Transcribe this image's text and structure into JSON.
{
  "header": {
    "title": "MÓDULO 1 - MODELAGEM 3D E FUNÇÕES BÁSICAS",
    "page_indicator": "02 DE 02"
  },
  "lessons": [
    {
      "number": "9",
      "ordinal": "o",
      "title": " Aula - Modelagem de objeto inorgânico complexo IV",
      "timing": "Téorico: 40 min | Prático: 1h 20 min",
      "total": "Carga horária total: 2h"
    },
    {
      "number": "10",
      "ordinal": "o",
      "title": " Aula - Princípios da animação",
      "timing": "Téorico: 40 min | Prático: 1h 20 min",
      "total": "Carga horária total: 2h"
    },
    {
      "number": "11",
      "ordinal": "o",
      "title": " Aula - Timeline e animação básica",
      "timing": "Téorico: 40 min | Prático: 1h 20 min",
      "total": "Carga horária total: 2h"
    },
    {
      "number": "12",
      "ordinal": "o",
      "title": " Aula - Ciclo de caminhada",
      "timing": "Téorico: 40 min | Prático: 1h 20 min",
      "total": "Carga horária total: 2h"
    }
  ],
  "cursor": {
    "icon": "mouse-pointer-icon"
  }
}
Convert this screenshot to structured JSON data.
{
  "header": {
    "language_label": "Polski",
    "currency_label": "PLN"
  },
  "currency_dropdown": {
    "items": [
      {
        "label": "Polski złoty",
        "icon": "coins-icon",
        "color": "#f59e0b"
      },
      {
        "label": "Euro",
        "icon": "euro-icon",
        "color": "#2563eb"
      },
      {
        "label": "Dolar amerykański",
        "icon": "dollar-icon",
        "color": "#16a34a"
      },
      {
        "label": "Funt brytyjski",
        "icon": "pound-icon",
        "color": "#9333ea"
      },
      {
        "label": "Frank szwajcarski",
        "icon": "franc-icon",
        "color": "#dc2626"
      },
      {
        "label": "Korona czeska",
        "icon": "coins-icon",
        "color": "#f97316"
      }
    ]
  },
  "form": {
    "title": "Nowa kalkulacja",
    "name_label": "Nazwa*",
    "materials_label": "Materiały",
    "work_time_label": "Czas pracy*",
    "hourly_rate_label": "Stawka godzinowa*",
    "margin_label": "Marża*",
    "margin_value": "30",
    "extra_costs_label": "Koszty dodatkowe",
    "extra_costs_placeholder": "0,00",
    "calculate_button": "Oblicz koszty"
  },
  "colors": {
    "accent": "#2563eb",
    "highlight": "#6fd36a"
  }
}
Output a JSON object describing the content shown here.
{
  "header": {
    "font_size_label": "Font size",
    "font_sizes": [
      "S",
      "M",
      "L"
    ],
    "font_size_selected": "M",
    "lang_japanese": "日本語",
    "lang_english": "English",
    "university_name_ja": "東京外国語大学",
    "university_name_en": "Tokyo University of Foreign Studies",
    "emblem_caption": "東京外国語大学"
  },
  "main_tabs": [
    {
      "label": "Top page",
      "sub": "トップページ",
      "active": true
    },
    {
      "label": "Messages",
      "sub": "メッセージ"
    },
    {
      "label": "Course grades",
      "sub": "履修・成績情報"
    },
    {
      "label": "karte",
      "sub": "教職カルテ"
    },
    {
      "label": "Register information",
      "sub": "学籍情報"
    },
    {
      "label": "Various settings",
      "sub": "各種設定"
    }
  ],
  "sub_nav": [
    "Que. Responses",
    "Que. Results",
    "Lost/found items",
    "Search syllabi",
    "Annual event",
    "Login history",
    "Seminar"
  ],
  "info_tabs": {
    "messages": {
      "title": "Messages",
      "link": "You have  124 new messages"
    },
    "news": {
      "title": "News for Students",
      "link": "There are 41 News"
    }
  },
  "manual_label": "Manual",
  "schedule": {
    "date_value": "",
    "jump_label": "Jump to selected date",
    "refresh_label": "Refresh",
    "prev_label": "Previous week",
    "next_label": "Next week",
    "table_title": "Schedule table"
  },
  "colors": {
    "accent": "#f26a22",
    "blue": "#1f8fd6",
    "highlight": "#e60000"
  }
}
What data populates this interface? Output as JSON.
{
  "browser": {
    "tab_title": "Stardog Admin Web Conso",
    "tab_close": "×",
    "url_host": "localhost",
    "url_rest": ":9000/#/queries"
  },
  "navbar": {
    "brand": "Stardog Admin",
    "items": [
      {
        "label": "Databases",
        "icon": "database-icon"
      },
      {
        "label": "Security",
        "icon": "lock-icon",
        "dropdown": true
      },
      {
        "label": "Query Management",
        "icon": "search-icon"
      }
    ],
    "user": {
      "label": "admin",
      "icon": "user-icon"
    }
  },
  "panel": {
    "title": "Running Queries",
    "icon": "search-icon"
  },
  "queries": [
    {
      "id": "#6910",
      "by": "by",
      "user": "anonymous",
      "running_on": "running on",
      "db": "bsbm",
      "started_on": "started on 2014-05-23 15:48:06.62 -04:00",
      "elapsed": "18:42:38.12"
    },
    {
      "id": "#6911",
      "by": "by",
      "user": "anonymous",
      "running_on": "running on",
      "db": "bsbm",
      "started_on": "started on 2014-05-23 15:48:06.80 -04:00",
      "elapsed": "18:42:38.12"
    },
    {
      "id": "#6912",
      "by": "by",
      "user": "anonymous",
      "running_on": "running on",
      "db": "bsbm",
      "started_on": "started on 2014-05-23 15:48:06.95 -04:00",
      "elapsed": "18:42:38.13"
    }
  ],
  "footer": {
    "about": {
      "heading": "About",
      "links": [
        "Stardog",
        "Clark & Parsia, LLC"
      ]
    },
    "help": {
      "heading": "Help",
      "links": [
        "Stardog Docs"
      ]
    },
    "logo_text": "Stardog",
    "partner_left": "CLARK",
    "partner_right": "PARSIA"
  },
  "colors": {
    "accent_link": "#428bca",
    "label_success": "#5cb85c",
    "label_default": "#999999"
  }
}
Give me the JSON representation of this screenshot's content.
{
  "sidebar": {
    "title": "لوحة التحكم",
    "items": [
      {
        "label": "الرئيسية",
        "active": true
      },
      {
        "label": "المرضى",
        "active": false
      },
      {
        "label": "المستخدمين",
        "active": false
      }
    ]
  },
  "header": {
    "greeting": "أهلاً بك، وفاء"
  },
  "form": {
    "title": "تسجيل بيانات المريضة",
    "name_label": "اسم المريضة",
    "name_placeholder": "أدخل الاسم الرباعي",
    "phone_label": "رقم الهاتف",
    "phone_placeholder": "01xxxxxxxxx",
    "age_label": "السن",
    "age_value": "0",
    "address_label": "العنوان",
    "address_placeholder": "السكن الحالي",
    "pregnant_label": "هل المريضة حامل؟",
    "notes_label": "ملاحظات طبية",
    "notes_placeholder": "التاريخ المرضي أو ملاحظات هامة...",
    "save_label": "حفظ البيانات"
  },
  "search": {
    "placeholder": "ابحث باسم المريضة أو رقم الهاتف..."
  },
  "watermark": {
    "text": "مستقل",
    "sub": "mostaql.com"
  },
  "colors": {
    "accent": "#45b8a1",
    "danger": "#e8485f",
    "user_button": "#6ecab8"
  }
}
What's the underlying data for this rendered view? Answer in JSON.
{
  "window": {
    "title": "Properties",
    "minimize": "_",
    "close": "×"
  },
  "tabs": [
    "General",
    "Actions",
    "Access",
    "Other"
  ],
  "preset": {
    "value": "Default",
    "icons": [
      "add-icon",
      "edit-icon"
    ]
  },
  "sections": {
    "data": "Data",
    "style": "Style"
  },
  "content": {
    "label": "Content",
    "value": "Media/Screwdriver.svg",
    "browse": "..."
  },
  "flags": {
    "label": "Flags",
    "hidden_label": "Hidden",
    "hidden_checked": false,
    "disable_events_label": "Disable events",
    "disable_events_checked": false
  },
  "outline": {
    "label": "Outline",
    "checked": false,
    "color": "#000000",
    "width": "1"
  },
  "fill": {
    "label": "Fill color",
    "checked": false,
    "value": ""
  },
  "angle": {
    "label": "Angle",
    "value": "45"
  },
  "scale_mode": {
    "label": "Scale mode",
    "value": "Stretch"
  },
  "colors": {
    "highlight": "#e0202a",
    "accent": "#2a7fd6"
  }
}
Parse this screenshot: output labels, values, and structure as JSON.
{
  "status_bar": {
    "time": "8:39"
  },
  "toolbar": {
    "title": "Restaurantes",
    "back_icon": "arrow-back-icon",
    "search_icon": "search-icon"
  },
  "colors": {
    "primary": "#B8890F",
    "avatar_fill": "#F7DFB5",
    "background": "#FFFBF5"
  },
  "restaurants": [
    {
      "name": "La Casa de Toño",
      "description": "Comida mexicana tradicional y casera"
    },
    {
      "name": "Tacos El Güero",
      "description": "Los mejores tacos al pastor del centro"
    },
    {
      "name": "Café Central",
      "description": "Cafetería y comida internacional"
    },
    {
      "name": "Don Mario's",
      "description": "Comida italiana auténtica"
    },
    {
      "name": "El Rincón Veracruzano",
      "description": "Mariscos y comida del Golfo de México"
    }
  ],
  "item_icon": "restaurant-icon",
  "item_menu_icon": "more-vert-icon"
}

++++++

● **Challenge**
Pick each line holding the word "What" out of the data and copy it.

● **The result**
What data populates this interface? Output as JSON.
What's the underlying data for this rendered view? Answer in JSON.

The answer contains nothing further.